# Start of Information given

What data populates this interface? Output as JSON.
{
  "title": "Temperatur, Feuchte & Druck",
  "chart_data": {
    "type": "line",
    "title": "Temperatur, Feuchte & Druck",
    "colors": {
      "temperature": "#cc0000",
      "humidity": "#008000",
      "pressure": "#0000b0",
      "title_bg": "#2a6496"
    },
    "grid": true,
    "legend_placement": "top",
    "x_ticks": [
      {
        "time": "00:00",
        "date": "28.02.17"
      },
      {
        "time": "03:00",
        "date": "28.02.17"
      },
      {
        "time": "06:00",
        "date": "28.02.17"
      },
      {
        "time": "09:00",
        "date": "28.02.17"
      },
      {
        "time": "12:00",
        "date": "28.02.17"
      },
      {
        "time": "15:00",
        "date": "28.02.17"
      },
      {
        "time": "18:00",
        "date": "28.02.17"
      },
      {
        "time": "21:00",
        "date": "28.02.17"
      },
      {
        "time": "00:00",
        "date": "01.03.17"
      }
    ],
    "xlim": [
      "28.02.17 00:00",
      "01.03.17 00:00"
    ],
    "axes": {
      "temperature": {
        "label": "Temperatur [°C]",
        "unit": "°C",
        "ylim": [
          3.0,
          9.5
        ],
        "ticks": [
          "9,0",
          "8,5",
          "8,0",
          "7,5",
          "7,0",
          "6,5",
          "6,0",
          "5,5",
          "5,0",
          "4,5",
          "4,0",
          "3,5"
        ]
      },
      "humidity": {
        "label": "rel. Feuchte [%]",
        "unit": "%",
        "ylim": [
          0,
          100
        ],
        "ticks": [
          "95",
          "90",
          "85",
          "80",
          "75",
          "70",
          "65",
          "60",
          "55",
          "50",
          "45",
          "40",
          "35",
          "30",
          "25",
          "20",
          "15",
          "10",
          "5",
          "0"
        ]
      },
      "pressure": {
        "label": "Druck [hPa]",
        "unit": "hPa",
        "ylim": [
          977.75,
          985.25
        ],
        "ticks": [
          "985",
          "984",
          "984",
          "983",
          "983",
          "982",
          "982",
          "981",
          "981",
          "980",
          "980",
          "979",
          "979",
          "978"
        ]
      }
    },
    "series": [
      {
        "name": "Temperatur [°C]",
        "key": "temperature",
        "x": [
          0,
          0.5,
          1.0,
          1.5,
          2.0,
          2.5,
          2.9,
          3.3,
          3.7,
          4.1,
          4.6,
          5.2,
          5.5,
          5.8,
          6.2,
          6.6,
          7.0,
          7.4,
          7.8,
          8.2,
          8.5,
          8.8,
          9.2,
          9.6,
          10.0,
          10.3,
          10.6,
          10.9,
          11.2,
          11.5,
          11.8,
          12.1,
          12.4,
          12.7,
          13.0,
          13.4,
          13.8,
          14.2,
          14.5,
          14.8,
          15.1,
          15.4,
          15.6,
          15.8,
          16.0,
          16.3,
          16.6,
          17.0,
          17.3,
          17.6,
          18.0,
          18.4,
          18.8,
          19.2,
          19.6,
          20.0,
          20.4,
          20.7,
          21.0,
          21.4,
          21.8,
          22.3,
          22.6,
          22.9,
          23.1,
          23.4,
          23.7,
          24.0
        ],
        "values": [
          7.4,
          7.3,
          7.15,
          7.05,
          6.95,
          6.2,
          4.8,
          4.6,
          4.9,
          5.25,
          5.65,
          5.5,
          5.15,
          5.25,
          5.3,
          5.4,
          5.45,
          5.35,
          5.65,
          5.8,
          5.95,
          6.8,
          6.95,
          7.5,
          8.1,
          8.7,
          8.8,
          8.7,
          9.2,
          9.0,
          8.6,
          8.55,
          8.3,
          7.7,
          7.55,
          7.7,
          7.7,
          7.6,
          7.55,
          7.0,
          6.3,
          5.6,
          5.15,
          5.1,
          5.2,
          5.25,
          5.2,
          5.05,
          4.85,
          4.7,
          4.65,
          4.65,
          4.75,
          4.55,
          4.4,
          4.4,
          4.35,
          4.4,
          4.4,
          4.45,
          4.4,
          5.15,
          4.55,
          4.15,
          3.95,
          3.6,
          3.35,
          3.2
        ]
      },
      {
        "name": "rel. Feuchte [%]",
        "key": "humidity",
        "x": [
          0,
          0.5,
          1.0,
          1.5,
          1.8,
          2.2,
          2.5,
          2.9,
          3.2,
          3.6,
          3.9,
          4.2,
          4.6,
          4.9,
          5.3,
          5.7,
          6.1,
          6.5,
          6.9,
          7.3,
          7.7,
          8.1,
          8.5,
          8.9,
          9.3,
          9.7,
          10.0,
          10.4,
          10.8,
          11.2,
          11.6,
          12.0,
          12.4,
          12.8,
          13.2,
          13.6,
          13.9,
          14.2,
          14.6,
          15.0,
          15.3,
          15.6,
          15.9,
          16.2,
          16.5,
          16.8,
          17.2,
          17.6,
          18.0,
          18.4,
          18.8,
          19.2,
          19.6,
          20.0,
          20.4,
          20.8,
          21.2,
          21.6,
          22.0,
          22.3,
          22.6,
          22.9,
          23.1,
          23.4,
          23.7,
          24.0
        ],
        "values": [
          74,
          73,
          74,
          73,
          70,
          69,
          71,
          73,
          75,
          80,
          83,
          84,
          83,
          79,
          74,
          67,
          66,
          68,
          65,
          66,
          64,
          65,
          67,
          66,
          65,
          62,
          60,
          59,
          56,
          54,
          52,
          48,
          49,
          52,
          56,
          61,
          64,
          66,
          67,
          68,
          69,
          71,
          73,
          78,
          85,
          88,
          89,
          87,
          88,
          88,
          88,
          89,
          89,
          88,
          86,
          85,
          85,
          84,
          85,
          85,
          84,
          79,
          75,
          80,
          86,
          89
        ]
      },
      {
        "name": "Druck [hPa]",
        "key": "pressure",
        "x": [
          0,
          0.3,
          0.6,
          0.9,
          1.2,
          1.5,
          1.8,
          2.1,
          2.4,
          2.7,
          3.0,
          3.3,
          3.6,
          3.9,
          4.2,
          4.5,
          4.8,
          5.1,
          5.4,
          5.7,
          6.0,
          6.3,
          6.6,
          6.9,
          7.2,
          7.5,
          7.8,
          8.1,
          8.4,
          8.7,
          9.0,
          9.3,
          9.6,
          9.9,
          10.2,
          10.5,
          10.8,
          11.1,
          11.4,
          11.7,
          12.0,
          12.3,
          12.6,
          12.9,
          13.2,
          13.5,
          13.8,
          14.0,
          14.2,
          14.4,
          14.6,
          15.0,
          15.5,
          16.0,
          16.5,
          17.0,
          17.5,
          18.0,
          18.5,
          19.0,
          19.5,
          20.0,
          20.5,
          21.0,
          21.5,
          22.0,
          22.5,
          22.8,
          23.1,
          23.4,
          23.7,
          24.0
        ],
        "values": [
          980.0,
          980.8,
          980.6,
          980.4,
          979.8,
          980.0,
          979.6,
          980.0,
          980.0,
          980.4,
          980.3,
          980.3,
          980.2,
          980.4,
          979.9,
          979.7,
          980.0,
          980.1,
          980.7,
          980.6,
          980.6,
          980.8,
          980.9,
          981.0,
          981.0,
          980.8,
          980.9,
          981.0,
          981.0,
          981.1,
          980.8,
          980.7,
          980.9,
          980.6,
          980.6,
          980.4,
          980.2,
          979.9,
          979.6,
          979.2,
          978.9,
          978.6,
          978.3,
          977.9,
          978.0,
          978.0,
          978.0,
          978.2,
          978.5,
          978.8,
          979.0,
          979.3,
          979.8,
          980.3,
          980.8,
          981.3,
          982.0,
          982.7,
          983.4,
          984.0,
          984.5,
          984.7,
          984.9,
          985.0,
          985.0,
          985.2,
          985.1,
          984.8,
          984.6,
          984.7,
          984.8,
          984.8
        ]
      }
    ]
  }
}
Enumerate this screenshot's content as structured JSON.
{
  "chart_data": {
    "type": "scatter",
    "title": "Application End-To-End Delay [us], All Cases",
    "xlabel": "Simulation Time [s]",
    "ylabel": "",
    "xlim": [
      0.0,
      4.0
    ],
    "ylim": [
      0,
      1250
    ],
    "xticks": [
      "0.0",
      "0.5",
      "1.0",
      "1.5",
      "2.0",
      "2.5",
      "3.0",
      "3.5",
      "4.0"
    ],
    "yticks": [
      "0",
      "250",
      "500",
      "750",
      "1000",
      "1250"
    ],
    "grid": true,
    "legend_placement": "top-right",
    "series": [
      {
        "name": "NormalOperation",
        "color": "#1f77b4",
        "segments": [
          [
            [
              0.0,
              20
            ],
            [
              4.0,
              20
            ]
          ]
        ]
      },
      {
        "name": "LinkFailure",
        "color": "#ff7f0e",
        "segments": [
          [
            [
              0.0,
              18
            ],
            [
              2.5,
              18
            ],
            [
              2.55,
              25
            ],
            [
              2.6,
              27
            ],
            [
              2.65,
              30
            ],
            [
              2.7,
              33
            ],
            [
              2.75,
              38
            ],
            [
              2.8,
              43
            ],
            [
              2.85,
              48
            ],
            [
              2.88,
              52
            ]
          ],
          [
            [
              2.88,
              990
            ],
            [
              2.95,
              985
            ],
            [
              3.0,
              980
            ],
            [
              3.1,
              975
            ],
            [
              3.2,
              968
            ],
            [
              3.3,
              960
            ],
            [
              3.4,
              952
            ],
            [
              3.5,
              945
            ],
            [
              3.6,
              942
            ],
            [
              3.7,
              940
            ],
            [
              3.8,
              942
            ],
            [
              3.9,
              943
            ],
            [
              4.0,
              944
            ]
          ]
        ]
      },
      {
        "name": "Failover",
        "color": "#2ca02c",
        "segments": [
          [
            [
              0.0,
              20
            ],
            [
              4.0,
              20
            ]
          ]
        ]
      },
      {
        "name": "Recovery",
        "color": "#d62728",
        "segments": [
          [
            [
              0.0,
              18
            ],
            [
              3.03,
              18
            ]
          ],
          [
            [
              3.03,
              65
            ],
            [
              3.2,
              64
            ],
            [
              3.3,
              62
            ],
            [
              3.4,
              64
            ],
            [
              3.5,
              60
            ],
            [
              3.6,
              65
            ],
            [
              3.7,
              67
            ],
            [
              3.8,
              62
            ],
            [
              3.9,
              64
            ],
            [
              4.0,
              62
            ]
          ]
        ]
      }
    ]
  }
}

# End of Information given

What is needed =
Looking back at the lines above, state how many contain the word "JSON", and supply nothing besides the number.

Exercise output =
2